- [SUPPLIED DATA]:
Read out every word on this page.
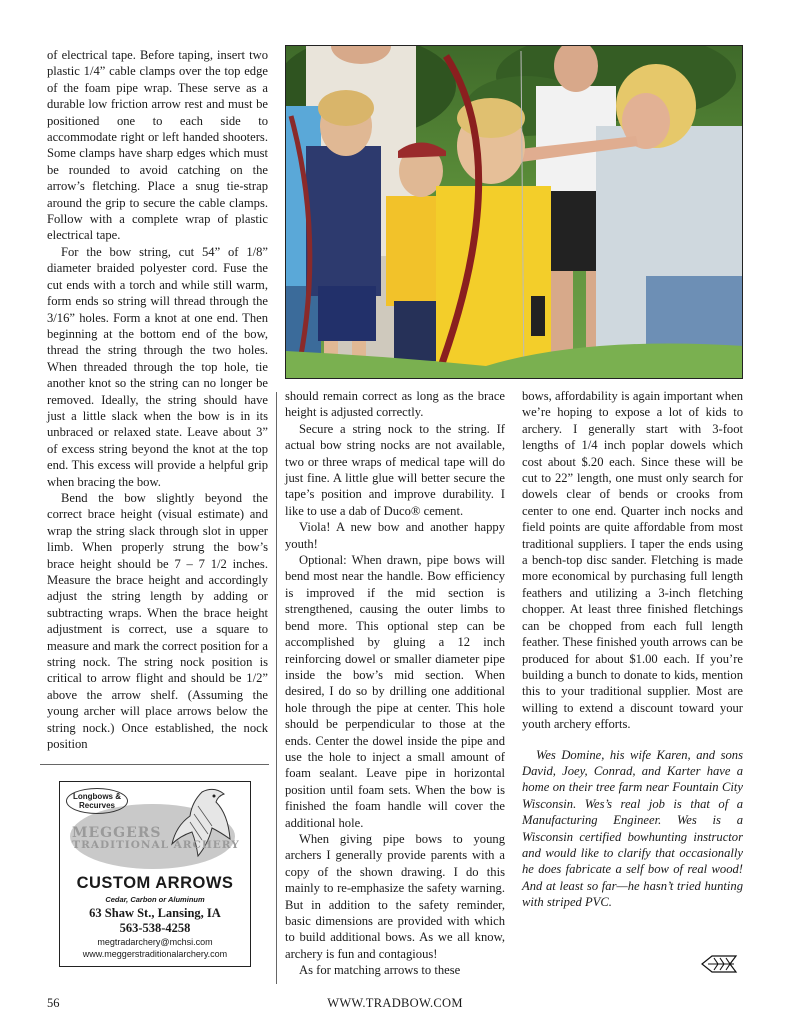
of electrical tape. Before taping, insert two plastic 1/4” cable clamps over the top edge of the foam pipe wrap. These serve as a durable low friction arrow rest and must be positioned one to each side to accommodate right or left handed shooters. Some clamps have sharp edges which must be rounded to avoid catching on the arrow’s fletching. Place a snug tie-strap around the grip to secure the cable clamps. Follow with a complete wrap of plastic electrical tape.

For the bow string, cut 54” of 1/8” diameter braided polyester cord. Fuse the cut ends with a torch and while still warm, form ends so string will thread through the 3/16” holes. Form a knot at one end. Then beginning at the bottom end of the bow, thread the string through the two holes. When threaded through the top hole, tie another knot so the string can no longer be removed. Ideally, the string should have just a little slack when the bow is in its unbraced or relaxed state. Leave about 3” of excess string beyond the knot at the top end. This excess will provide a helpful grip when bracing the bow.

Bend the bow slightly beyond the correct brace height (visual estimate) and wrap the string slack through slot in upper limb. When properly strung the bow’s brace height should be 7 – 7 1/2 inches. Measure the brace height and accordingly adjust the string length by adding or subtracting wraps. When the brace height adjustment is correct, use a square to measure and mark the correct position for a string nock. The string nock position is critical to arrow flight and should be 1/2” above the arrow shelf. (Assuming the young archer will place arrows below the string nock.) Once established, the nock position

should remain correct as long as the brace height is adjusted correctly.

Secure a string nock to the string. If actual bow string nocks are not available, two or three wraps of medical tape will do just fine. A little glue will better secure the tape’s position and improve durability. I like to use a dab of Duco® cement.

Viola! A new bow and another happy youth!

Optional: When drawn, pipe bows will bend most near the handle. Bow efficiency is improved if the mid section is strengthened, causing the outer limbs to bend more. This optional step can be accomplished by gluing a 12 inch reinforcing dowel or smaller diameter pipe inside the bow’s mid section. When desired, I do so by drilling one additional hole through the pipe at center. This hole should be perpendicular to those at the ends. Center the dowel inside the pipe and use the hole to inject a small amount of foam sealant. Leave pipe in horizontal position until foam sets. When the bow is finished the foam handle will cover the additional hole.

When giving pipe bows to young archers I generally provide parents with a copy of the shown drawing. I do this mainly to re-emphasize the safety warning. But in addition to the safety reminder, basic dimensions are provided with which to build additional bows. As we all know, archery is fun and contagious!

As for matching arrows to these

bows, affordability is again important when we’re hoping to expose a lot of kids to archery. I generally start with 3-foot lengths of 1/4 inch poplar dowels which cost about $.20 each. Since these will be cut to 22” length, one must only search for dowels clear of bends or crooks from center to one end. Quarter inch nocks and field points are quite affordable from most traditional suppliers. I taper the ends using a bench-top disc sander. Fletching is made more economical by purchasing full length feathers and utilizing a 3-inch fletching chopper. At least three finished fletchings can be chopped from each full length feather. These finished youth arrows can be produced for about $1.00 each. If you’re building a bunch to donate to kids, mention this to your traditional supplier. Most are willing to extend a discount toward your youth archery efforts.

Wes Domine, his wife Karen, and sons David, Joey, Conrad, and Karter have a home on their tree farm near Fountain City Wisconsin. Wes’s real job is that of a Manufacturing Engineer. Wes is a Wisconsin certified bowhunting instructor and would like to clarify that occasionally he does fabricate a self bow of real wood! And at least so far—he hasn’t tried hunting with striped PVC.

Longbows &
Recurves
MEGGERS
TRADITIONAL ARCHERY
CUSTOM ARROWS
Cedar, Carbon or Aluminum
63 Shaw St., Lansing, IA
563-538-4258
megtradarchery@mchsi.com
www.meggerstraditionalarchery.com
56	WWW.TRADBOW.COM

- [PROBLEM DETAILS]:
The records above need to be restated word for word, with the pictures left out.

- [COMPLETE OUTPUT]:
Read out every word on this page.
of electrical tape. Before taping, insert two plastic 1/4” cable clamps over the top edge of the foam pipe wrap. These serve as a durable low friction arrow rest and must be positioned one to each side to accommodate right or left handed shooters. Some clamps have sharp edges which must be rounded to avoid catching on the arrow’s fletching. Place a snug tie-strap around the grip to secure the cable clamps. Follow with a complete wrap of plastic electrical tape.

For the bow string, cut 54” of 1/8” diameter braided polyester cord. Fuse the cut ends with a torch and while still warm, form ends so string will thread through the 3/16” holes. Form a knot at one end. Then beginning at the bottom end of the bow, thread the string through the two holes. When threaded through the top hole, tie another knot so the string can no longer be removed. Ideally, the string should have just a little slack when the bow is in its unbraced or relaxed state. Leave about 3” of excess string beyond the knot at the top end. This excess will provide a helpful grip when bracing the bow.

Bend the bow slightly beyond the correct brace height (visual estimate) and wrap the string slack through slot in upper limb. When properly strung the bow’s brace height should be 7 – 7 1/2 inches. Measure the brace height and accordingly adjust the string length by adding or subtracting wraps. When the brace height adjustment is correct, use a square to measure and mark the correct position for a string nock. The string nock position is critical to arrow flight and should be 1/2” above the arrow shelf. (Assuming the young archer will place arrows below the string nock.) Once established, the nock position

should remain correct as long as the brace height is adjusted correctly.

Secure a string nock to the string. If actual bow string nocks are not available, two or three wraps of medical tape will do just fine. A little glue will better secure the tape’s position and improve durability. I like to use a dab of Duco® cement.

Viola! A new bow and another happy youth!

Optional: When drawn, pipe bows will bend most near the handle. Bow efficiency is improved if the mid section is strengthened, causing the outer limbs to bend more. This optional step can be accomplished by gluing a 12 inch reinforcing dowel or smaller diameter pipe inside the bow’s mid section. When desired, I do so by drilling one additional hole through the pipe at center. This hole should be perpendicular to those at the ends. Center the dowel inside the pipe and use the hole to inject a small amount of foam sealant. Leave pipe in horizontal position until foam sets. When the bow is finished the foam handle will cover the additional hole.

When giving pipe bows to young archers I generally provide parents with a copy of the shown drawing. I do this mainly to re-emphasize the safety warning. But in addition to the safety reminder, basic dimensions are provided with which to build additional bows. As we all know, archery is fun and contagious!

As for matching arrows to these

bows, affordability is again important when we’re hoping to expose a lot of kids to archery. I generally start with 3-foot lengths of 1/4 inch poplar dowels which cost about $.20 each. Since these will be cut to 22” length, one must only search for dowels clear of bends or crooks from center to one end. Quarter inch nocks and field points are quite affordable from most traditional suppliers. I taper the ends using a bench-top disc sander. Fletching is made more economical by purchasing full length feathers and utilizing a 3-inch fletching chopper. At least three finished fletchings can be chopped from each full length feather. These finished youth arrows can be produced for about $1.00 each. If you’re building a bunch to donate to kids, mention this to your traditional supplier. Most are willing to extend a discount toward your youth archery efforts.

Wes Domine, his wife Karen, and sons David, Joey, Conrad, and Karter have a home on their tree farm near Fountain City Wisconsin. Wes’s real job is that of a Manufacturing Engineer. Wes is a Wisconsin certified bowhunting instructor and would like to clarify that occasionally he does fabricate a self bow of real wood! And at least so far—he hasn’t tried hunting with striped PVC.

Longbows &
Recurves
MEGGERS
TRADITIONAL ARCHERY
CUSTOM ARROWS
Cedar, Carbon or Aluminum
63 Shaw St., Lansing, IA
563-538-4258
megtradarchery@mchsi.com
www.meggerstraditionalarchery.com
56	WWW.TRADBOW.COM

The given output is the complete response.